* _Objective_:
In full and without deviation, write out the entries that follow.

[A run of records]
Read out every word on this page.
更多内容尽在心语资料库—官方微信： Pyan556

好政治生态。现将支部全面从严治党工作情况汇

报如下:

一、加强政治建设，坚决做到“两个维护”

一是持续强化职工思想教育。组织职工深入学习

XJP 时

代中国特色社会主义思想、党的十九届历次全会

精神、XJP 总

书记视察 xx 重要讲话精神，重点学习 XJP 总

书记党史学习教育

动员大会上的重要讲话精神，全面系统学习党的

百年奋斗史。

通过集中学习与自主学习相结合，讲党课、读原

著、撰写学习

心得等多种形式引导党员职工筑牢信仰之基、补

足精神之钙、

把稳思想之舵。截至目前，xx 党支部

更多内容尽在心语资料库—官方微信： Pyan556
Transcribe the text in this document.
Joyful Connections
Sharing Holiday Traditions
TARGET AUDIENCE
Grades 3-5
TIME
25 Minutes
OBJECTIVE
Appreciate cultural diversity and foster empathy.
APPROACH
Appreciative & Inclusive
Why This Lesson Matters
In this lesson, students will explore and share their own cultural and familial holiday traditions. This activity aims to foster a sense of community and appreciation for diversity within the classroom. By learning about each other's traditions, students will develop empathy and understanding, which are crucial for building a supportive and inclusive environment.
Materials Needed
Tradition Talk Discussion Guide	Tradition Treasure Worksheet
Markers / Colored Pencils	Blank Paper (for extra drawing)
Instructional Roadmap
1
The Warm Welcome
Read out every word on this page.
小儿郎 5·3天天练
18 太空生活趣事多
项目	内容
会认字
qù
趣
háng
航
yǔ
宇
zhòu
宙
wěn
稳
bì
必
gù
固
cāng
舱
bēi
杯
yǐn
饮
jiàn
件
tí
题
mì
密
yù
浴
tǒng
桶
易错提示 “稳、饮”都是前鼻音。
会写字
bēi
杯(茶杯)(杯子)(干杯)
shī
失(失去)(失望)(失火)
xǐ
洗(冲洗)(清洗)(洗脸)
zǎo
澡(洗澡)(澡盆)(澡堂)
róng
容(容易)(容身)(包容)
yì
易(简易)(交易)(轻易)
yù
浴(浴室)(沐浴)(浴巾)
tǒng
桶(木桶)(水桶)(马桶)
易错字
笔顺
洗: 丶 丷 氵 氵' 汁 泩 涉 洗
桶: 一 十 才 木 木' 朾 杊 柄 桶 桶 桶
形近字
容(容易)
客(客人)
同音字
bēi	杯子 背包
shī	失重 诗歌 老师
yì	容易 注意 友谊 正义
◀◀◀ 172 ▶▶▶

* _The reply_:
Read out every word on this page.
更多内容尽在心语资料库—官方微信： Pyan556

好政治生态。现将支部全面从严治党工作情况汇

报如下:

一、加强政治建设，坚决做到“两个维护”

一是持续强化职工思想教育。组织职工深入学习

XJP 时

代中国特色社会主义思想、党的十九届历次全会

精神、XJP 总

书记视察 xx 重要讲话精神，重点学习 XJP 总

书记党史学习教育

动员大会上的重要讲话精神，全面系统学习党的

百年奋斗史。

通过集中学习与自主学习相结合，讲党课、读原

著、撰写学习

心得等多种形式引导党员职工筑牢信仰之基、补

足精神之钙、

把稳思想之舵。截至目前，xx 党支部

更多内容尽在心语资料库—官方微信： Pyan556
Transcribe the text in this document.
Joyful Connections
Sharing Holiday Traditions
TARGET AUDIENCE
Grades 3-5
TIME
25 Minutes
OBJECTIVE
Appreciate cultural diversity and foster empathy.
APPROACH
Appreciative & Inclusive
Why This Lesson Matters
In this lesson, students will explore and share their own cultural and familial holiday traditions. This activity aims to foster a sense of community and appreciation for diversity within the classroom. By learning about each other's traditions, students will develop empathy and understanding, which are crucial for building a supportive and inclusive environment.
Materials Needed
Tradition Talk Discussion Guide	Tradition Treasure Worksheet
Markers / Colored Pencils	Blank Paper (for extra drawing)
Instructional Roadmap
1
The Warm Welcome
Read out every word on this page.
小儿郎 5·3天天练
18 太空生活趣事多
项目	内容
会认字
qù
趣
háng
航
yǔ
宇
zhòu
宙
wěn
稳
bì
必
gù
固
cāng
舱
bēi
杯
yǐn
饮
jiàn
件
tí
题
mì
密
yù
浴
tǒng
桶
易错提示 “稳、饮”都是前鼻音。
会写字
bēi
杯(茶杯)(杯子)(干杯)
shī
失(失去)(失望)(失火)
xǐ
洗(冲洗)(清洗)(洗脸)
zǎo
澡(洗澡)(澡盆)(澡堂)
róng
容(容易)(容身)(包容)
yì
易(简易)(交易)(轻易)
yù
浴(浴室)(沐浴)(浴巾)
tǒng
桶(木桶)(水桶)(马桶)
易错字
笔顺
洗: 丶 丷 氵 氵' 汁 泩 涉 洗
桶: 一 十 才 木 木' 朾 杊 柄 桶 桶 桶
形近字
容(容易)
客(客人)
同音字
bēi	杯子 背包
shī	失重 诗歌 老师
yì	容易 注意 友谊 正义
◀◀◀ 172 ▶▶▶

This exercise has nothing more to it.